Annotated element entries:
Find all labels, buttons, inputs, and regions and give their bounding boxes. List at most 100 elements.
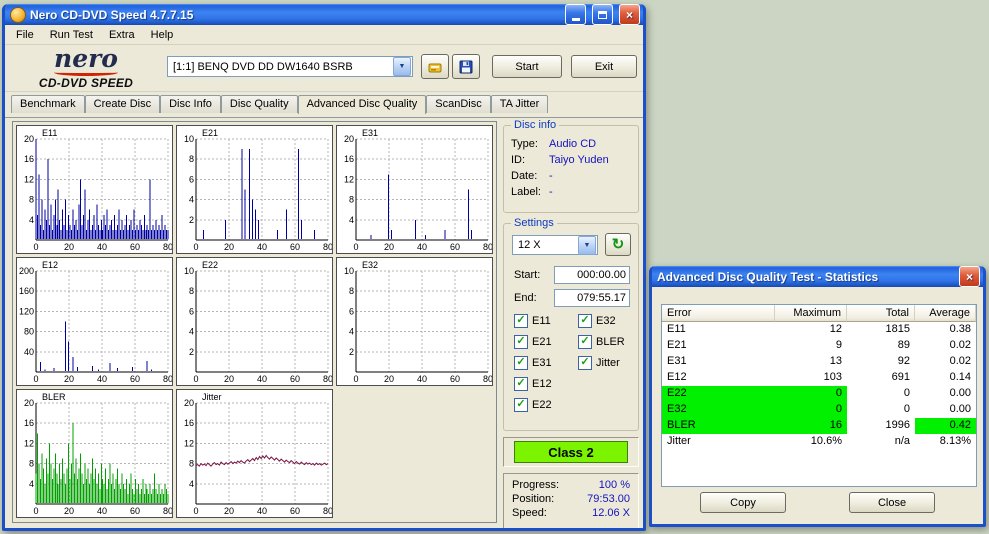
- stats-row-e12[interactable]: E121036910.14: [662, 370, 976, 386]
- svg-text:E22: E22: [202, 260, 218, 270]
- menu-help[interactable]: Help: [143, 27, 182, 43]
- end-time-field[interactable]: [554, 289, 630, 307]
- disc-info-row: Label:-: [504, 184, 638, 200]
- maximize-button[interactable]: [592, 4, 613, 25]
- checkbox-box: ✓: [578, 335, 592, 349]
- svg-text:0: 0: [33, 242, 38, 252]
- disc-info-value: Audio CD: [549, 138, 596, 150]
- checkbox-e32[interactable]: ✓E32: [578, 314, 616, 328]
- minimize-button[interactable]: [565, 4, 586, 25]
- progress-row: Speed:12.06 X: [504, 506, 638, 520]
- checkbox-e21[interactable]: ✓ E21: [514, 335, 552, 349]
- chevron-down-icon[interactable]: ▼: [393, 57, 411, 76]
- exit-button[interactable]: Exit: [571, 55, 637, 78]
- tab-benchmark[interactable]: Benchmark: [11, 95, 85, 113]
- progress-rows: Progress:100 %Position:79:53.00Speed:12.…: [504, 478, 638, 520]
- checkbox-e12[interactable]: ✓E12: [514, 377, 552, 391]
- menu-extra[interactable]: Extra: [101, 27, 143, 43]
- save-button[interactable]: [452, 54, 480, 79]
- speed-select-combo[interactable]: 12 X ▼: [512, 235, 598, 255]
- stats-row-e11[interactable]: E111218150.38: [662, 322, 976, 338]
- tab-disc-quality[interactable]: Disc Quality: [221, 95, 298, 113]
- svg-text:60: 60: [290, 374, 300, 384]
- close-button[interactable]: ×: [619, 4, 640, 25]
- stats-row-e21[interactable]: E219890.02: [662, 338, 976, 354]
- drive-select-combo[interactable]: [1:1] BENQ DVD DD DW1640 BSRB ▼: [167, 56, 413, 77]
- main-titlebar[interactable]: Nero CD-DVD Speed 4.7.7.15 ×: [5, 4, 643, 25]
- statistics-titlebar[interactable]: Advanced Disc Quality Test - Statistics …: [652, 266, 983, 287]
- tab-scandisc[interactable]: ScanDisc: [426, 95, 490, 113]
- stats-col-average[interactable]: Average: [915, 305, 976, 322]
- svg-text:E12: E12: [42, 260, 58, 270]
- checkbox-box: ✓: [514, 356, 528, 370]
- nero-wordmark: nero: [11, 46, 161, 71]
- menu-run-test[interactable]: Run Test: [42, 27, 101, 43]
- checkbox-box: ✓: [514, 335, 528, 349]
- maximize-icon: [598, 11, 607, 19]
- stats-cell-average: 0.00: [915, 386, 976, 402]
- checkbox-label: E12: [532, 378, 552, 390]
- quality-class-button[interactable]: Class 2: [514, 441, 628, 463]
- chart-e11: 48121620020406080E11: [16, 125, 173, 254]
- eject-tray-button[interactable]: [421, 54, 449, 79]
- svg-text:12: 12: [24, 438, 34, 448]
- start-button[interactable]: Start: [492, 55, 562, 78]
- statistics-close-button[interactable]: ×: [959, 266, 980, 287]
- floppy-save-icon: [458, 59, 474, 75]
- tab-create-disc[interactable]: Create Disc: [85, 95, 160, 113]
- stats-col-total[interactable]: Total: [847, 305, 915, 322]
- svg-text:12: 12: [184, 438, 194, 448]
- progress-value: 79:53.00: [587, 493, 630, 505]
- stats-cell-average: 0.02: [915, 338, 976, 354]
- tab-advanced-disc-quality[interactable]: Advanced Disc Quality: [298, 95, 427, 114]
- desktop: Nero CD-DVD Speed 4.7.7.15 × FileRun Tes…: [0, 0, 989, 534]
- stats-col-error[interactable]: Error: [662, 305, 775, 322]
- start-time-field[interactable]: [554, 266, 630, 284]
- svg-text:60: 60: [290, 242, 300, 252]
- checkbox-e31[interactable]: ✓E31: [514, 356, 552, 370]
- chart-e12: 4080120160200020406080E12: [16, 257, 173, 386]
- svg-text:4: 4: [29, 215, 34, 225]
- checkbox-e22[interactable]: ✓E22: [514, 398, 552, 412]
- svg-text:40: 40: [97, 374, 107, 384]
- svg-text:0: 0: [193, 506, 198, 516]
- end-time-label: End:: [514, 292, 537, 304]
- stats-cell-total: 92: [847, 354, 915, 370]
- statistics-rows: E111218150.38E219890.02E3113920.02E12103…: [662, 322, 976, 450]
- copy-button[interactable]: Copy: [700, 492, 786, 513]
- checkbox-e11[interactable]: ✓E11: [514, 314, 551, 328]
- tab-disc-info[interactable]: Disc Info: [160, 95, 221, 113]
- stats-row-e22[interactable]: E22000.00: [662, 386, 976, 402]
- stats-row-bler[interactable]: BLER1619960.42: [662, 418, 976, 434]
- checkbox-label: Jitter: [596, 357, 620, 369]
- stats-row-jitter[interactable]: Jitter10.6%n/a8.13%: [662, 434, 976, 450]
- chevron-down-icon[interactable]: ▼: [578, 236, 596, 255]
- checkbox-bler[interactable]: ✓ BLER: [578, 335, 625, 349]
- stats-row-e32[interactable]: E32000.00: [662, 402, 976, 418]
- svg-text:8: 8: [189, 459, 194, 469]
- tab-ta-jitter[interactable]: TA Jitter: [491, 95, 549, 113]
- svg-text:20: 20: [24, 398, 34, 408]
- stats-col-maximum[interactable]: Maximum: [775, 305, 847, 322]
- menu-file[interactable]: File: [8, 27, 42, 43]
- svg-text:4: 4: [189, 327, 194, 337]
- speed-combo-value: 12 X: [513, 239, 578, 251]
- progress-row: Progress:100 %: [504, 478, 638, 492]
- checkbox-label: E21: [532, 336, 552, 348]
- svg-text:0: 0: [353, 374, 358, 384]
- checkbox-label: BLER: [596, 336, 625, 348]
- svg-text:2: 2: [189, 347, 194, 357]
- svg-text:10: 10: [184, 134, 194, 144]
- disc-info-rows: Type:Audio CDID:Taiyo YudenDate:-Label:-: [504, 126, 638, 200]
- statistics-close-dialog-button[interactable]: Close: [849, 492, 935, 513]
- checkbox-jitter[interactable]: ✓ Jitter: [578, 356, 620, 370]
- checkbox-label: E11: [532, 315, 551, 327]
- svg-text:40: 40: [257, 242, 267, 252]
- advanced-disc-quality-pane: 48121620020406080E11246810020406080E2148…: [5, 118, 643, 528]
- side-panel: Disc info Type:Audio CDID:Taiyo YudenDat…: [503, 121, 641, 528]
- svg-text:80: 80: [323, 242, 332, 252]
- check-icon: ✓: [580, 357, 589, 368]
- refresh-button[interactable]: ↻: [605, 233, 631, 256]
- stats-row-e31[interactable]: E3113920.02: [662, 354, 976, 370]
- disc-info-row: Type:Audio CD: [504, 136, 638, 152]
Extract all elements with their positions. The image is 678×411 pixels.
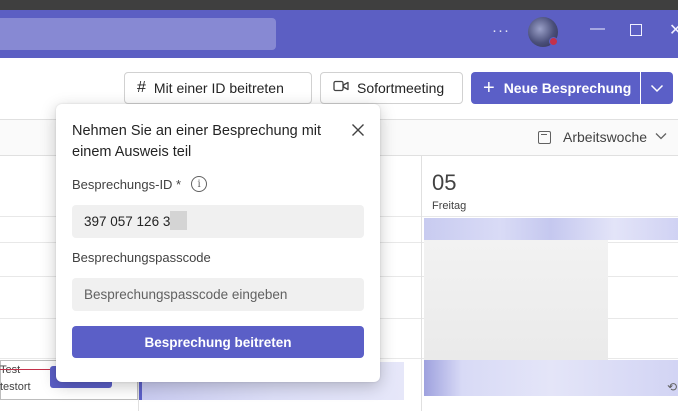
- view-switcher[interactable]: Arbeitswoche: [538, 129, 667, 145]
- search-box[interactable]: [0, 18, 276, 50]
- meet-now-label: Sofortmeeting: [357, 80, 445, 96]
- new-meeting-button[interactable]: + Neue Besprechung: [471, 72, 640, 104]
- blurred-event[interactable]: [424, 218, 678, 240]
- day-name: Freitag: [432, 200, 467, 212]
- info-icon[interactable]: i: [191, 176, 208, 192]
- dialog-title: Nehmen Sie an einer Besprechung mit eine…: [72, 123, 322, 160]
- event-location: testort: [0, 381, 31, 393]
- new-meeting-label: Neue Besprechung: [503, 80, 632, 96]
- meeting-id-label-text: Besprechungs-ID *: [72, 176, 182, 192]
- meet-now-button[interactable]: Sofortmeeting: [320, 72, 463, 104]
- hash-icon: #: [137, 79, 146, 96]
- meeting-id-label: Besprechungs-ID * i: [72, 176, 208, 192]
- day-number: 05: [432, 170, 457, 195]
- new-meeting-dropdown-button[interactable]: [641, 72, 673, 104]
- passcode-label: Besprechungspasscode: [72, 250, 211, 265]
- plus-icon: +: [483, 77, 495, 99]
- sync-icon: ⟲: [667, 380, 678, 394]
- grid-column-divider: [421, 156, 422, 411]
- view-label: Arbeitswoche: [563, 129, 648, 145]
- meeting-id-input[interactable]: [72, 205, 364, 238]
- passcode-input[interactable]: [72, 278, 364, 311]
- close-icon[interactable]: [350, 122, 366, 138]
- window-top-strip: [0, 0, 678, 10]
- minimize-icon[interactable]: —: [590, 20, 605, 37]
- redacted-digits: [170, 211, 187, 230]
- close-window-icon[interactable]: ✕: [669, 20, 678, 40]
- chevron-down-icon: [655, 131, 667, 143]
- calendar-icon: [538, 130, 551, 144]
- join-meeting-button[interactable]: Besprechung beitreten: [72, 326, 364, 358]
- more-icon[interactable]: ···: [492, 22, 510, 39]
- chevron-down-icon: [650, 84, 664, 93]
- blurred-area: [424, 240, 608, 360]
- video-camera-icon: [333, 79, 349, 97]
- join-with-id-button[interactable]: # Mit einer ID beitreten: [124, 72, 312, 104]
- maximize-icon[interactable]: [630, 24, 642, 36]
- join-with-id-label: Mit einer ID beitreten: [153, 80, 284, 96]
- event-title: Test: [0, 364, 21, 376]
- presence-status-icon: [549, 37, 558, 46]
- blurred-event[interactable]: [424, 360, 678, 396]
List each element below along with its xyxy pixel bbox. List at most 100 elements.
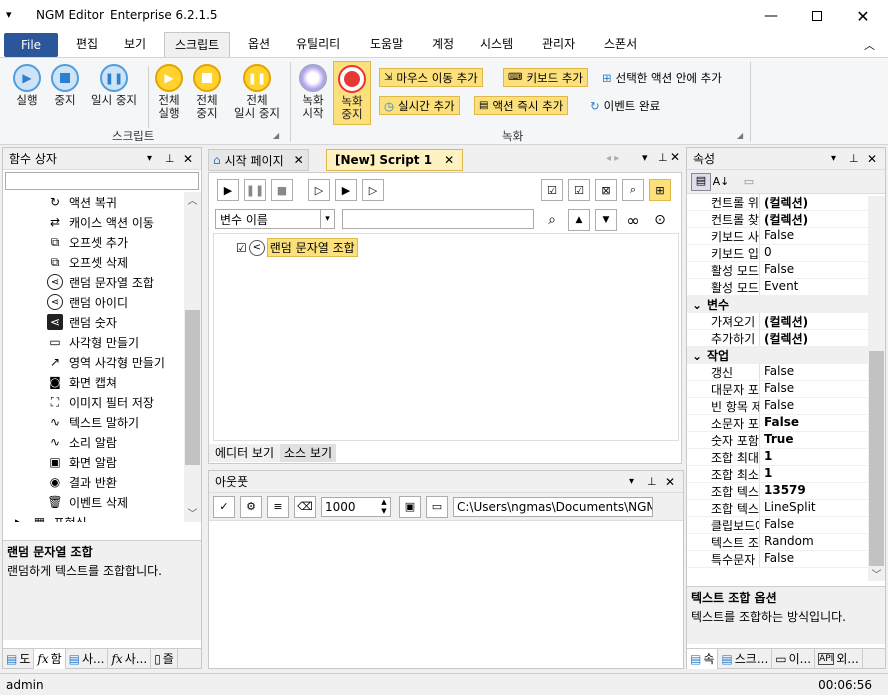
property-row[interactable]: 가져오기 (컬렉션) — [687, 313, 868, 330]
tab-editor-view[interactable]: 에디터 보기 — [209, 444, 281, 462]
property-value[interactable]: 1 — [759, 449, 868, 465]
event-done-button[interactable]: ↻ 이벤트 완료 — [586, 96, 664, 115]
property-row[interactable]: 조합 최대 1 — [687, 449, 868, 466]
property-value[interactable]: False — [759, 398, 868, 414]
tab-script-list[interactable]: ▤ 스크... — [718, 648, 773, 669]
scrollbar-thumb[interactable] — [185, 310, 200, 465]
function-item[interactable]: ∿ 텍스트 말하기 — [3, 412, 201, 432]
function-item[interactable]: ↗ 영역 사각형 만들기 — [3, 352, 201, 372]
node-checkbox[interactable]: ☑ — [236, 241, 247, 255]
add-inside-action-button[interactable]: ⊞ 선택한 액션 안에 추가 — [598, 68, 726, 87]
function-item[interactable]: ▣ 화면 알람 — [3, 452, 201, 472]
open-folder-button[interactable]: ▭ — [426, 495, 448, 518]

What the exercise asks. Write out, unchanged, the lines of the records from the line containing "370, 976, 386]" up to and including the line containing "- main-titlebar[interactable]: Nero".

Reply to the task.
- stats-row-e12[interactable]: E121036910.14: [662, 370, 976, 386]
- svg-text:E22: E22: [202, 260, 218, 270]
- menu-help[interactable]: Help: [143, 27, 182, 43]
- end-time-field[interactable]: [554, 289, 630, 307]
- disc-info-row: Label:-: [504, 184, 638, 200]
- maximize-button[interactable]: [592, 4, 613, 25]
- checkbox-box: ✓: [578, 335, 592, 349]
- svg-text:0: 0: [33, 242, 38, 252]
- disc-info-value: Audio CD: [549, 138, 596, 150]
- checkbox-e32[interactable]: ✓E32: [578, 314, 616, 328]
- minimize-button[interactable]: [565, 4, 586, 25]
- progress-row: Speed:12.06 X: [504, 506, 638, 520]
- checkbox-e21[interactable]: ✓ E21: [514, 335, 552, 349]
- chevron-down-icon[interactable]: ▼: [393, 57, 411, 76]
- exit-button[interactable]: Exit: [571, 55, 637, 78]
- tab-benchmark[interactable]: Benchmark: [11, 95, 85, 113]
- progress-rows: Progress:100 %Position:79:53.00Speed:12.…: [504, 478, 638, 520]
- checkbox-e12[interactable]: ✓E12: [514, 377, 552, 391]
- menu-extra[interactable]: Extra: [101, 27, 143, 43]
- save-button[interactable]: [452, 54, 480, 79]
- speed-select-combo[interactable]: 12 X ▼: [512, 235, 598, 255]
- stats-row-e11[interactable]: E111218150.38: [662, 322, 976, 338]
- tab-disc-quality[interactable]: Disc Quality: [221, 95, 298, 113]
- svg-text:60: 60: [290, 374, 300, 384]
- close-button[interactable]: ×: [619, 4, 640, 25]
- stats-row-e21[interactable]: E219890.02: [662, 338, 976, 354]
- drive-select-combo[interactable]: [1:1] BENQ DVD DD DW1640 BSRB ▼: [167, 56, 413, 77]
- main-titlebar[interactable]: Nero CD-DVD Speed 4.7.7.15 ×: [5, 4, 643, 25]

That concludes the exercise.